## What you should do
Look through the data below and return each line where "practices" appears.

## Dataset records

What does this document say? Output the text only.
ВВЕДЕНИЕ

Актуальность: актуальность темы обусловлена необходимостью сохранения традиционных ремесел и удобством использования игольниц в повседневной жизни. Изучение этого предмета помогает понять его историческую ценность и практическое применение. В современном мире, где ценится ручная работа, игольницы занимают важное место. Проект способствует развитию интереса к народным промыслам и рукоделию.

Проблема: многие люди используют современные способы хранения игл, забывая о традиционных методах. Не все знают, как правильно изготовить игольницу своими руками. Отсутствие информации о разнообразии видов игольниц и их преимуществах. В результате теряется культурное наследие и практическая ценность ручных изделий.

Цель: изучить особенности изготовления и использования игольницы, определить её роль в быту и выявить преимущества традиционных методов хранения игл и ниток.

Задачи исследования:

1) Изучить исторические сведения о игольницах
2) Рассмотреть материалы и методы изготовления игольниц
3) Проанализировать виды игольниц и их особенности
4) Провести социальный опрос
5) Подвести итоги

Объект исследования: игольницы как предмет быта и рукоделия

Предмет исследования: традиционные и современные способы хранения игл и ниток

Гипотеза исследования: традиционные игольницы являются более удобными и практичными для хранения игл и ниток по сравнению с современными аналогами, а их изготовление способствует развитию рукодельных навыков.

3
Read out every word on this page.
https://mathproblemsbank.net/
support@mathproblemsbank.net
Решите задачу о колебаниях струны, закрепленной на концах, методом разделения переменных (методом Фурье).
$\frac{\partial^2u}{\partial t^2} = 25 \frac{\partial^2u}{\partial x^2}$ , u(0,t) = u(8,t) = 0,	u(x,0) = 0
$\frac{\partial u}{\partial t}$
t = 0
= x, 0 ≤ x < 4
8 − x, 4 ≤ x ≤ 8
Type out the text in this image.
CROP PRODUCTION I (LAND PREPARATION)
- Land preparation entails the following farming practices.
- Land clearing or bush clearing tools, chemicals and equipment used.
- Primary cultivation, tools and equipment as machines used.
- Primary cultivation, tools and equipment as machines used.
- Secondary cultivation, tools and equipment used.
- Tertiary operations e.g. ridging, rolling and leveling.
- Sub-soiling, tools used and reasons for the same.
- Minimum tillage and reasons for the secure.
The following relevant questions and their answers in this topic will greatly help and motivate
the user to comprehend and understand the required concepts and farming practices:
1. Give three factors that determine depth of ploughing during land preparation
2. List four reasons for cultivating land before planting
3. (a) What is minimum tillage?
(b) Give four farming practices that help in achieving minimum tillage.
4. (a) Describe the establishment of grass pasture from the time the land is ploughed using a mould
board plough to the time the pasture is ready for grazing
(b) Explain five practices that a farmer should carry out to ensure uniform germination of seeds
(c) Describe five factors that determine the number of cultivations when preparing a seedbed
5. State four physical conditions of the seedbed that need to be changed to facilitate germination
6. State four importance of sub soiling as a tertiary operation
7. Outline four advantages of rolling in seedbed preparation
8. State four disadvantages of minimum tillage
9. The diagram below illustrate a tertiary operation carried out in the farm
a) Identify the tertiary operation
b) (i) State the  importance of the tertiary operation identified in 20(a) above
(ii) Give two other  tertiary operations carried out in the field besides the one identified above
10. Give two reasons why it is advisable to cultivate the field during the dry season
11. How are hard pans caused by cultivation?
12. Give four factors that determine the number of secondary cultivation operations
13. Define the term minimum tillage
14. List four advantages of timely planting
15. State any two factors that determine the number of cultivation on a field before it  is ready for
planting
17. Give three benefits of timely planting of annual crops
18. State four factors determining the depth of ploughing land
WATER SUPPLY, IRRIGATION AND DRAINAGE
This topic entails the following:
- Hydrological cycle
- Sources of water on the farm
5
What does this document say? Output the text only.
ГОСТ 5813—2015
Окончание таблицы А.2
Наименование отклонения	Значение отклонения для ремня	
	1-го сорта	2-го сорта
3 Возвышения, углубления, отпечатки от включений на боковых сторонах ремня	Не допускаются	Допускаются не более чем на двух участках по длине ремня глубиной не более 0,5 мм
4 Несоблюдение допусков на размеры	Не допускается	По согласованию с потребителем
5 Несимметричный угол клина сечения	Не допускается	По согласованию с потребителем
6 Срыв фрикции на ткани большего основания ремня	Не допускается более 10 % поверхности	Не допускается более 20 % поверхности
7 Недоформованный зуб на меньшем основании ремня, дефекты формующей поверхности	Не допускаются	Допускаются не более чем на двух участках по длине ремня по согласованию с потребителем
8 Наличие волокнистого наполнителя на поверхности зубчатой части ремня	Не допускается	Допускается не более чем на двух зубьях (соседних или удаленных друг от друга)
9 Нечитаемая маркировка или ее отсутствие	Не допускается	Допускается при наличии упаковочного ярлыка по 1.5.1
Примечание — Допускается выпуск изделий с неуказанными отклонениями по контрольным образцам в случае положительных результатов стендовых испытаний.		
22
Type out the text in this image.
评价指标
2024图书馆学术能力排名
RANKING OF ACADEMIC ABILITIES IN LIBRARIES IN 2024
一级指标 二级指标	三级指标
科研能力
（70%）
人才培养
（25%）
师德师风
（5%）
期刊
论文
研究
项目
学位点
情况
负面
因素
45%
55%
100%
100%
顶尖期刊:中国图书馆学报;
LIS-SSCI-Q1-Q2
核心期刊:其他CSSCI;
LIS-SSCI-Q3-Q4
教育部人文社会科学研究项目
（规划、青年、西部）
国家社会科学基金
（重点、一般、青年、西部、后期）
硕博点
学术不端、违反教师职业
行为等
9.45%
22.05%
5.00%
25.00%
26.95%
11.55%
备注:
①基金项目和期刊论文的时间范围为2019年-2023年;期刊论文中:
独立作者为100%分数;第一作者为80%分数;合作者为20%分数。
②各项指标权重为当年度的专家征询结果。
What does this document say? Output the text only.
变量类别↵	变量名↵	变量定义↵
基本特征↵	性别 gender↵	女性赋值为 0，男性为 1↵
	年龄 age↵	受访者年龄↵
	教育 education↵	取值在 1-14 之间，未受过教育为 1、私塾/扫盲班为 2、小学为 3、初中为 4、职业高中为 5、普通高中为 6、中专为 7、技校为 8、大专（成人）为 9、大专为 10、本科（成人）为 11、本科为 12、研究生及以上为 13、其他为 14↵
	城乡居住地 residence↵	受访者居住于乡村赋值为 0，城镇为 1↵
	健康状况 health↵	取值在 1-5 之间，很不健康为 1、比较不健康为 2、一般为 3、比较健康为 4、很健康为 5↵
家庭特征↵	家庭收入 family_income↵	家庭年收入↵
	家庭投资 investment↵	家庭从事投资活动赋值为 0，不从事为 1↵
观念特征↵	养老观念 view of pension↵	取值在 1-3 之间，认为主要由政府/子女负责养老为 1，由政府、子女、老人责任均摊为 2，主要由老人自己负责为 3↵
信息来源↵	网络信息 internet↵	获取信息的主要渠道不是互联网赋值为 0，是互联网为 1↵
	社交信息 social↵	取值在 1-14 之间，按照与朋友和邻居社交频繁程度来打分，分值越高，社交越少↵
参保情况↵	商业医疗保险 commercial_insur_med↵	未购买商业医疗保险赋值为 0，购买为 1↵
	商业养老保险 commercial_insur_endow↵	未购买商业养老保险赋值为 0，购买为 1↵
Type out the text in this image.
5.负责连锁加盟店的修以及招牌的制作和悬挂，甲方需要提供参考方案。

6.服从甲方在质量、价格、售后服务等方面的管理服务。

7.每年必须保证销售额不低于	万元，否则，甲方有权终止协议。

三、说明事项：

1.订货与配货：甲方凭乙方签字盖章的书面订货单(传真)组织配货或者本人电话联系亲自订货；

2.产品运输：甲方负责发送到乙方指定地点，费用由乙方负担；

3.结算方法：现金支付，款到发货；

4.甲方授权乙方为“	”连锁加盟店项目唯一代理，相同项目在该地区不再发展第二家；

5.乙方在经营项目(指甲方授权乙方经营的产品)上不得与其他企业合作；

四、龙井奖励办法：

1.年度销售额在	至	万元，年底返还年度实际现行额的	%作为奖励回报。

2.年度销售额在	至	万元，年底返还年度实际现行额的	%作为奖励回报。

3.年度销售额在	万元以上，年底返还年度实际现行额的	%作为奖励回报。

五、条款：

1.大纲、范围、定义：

## Reply
- Land preparation entails the following farming practices.
the user to comprehend and understand the required concepts and farming practices:
(b) Give four farming practices that help in achieving minimum tillage.
(b) Explain five practices that a farmer should carry out to ensure uniform germination of seeds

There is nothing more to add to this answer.